Task description :: Reproduce every entry that follows word for word, but omit the images.

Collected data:

------------

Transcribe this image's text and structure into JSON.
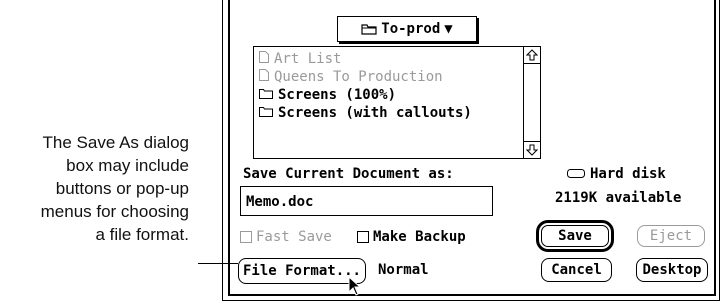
{
  "callout": {
    "lines": [
      "The Save As dialog",
      "box may include",
      "buttons or pop-up",
      "menus for choosing",
      "a file format."
    ]
  },
  "dialog": {
    "folder_popup": {
      "label": "To-prod",
      "icon": "folder-icon",
      "caret": "▼"
    },
    "file_list": [
      {
        "name": "Art List",
        "icon": "document-icon",
        "style": "dim"
      },
      {
        "name": "Queens To Production",
        "icon": "document-icon",
        "style": "dim"
      },
      {
        "name": "Screens (100%)",
        "icon": "folder-icon",
        "style": "bold"
      },
      {
        "name": "Screens (with callouts)",
        "icon": "folder-icon",
        "style": "bold"
      }
    ],
    "save_label": "Save Current Document as:",
    "filename_value": "Memo.doc",
    "disk_name": "Hard disk",
    "disk_icon": "hard-disk-icon",
    "available": "2119K available",
    "fast_save_label": "Fast Save",
    "make_backup_label": "Make Backup",
    "save_button": "Save",
    "eject_button": "Eject",
    "cancel_button": "Cancel",
    "desktop_button": "Desktop",
    "file_format_button": "File Format...",
    "file_format_value": "Normal"
  }
}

------------

Reply to the exercise ::
Transcribe this image's text and structure into JSON.
{
  "callout": {
    "lines": [
      "The Save As dialog",
      "box may include",
      "buttons or pop-up",
      "menus for choosing",
      "a file format."
    ]
  },
  "dialog": {
    "folder_popup": {
      "label": "To-prod",
      "icon": "folder-icon",
      "caret": "▼"
    },
    "file_list": [
      {
        "name": "Art List",
        "icon": "document-icon",
        "style": "dim"
      },
      {
        "name": "Queens To Production",
        "icon": "document-icon",
        "style": "dim"
      },
      {
        "name": "Screens (100%)",
        "icon": "folder-icon",
        "style": "bold"
      },
      {
        "name": "Screens (with callouts)",
        "icon": "folder-icon",
        "style": "bold"
      }
    ],
    "save_label": "Save Current Document as:",
    "filename_value": "Memo.doc",
    "disk_name": "Hard disk",
    "disk_icon": "hard-disk-icon",
    "available": "2119K available",
    "fast_save_label": "Fast Save",
    "make_backup_label": "Make Backup",
    "save_button": "Save",
    "eject_button": "Eject",
    "cancel_button": "Cancel",
    "desktop_button": "Desktop",
    "file_format_button": "File Format...",
    "file_format_value": "Normal"
  }
}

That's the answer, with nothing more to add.